WRITTEN INSTRUCTION
Check each line of the records below for the word "Cash" and copy those where it appears.
----
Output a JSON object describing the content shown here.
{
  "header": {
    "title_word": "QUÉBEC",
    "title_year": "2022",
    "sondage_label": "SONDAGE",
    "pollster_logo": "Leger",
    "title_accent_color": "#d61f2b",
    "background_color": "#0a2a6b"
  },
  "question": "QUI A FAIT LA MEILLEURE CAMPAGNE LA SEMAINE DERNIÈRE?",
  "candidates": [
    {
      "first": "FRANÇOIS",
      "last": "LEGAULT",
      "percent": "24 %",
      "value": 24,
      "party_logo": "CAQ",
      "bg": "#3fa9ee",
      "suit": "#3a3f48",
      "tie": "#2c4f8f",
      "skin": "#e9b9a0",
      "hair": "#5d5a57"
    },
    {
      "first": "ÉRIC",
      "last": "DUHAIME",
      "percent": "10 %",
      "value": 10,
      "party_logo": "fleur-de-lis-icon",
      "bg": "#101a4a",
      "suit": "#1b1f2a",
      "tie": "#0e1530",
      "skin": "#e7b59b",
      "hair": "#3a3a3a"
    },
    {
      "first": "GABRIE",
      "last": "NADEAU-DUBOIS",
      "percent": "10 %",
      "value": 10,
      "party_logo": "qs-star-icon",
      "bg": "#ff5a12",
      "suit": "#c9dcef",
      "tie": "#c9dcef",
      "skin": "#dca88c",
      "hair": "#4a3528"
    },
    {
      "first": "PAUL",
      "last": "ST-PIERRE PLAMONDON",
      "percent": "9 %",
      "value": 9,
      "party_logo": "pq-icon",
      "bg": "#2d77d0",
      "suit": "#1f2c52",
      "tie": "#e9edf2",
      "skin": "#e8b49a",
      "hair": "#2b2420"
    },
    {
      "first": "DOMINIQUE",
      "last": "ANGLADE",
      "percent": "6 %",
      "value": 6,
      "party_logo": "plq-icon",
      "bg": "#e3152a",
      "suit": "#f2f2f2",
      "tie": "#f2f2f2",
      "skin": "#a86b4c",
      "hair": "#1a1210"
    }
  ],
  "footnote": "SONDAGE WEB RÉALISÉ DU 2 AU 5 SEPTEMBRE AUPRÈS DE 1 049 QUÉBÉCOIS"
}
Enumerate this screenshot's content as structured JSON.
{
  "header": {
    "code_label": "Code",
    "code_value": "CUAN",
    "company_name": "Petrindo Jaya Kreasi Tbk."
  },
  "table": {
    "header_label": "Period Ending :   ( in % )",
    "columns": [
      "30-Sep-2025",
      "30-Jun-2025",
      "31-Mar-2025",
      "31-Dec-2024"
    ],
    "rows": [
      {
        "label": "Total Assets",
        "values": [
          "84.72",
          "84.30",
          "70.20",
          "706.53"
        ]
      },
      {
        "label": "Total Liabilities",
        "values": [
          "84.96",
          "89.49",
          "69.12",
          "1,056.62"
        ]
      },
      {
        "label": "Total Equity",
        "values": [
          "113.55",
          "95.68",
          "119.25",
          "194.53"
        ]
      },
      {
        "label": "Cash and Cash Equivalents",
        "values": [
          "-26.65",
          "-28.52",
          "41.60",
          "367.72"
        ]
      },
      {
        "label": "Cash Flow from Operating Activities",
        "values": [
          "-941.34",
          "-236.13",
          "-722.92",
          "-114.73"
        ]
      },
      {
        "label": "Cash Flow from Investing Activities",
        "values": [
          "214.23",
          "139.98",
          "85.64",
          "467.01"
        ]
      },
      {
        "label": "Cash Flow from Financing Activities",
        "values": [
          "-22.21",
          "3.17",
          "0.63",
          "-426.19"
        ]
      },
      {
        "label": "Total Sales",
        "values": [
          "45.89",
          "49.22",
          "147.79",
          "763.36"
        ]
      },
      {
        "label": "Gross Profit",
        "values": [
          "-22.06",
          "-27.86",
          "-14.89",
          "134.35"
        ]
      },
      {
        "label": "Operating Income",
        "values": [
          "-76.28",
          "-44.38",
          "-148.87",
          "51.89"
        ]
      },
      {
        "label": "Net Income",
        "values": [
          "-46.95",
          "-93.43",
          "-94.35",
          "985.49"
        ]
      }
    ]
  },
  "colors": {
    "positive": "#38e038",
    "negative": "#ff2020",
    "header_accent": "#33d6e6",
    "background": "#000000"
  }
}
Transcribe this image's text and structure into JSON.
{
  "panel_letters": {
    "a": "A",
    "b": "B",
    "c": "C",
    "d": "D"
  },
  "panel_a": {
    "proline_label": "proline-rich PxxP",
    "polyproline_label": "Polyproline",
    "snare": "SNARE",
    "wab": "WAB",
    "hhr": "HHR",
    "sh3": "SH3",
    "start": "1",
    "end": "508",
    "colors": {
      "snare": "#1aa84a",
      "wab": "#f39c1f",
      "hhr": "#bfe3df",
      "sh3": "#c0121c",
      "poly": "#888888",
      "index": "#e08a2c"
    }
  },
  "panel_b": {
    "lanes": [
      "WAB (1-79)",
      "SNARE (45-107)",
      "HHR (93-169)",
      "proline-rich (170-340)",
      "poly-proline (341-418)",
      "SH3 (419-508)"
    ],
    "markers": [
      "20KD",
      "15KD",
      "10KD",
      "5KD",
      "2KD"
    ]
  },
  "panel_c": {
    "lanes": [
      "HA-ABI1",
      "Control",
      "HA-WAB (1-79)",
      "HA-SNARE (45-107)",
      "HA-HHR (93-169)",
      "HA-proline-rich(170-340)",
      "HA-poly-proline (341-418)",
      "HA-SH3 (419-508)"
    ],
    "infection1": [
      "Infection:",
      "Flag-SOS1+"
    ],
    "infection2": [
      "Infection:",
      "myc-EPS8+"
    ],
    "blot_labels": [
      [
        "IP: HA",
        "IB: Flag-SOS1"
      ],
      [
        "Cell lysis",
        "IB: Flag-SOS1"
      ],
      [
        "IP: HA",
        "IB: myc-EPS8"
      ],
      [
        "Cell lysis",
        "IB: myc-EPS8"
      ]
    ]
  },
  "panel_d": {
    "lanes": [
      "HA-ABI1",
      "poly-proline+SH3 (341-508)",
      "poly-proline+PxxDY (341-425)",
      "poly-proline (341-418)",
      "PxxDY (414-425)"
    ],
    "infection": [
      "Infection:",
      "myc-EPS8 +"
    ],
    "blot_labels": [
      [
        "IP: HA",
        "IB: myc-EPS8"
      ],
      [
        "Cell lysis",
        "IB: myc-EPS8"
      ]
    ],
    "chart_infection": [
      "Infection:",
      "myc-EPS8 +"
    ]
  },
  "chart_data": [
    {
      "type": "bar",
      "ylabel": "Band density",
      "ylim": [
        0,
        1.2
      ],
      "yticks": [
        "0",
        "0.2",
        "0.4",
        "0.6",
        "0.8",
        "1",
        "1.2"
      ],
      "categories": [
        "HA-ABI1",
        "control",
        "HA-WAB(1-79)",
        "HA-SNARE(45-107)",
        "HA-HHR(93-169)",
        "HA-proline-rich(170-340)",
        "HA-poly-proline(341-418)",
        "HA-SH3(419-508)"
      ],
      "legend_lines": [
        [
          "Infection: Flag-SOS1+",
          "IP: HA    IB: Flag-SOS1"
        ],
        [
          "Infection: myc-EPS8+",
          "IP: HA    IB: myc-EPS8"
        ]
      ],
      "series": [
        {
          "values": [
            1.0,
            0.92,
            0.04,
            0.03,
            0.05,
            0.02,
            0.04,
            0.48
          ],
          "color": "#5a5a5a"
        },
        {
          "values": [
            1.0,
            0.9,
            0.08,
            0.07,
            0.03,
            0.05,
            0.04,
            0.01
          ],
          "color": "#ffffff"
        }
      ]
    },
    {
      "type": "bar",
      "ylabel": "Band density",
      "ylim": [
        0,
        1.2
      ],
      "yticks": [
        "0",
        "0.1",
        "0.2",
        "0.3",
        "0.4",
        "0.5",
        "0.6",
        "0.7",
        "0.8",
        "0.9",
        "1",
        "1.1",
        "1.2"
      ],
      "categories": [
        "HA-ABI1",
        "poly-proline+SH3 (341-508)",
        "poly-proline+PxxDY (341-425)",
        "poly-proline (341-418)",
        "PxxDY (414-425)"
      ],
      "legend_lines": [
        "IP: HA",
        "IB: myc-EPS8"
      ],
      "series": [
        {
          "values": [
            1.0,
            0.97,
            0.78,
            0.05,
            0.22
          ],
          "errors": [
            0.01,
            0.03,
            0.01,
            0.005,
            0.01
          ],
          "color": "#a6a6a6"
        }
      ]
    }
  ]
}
----
EXERCISE OUTPUT
        "label": "Cash and Cash Equivalents",
        "label": "Cash Flow from Operating Activities",
        "label": "Cash Flow from Investing Activities",
        "label": "Cash Flow from Financing Activities",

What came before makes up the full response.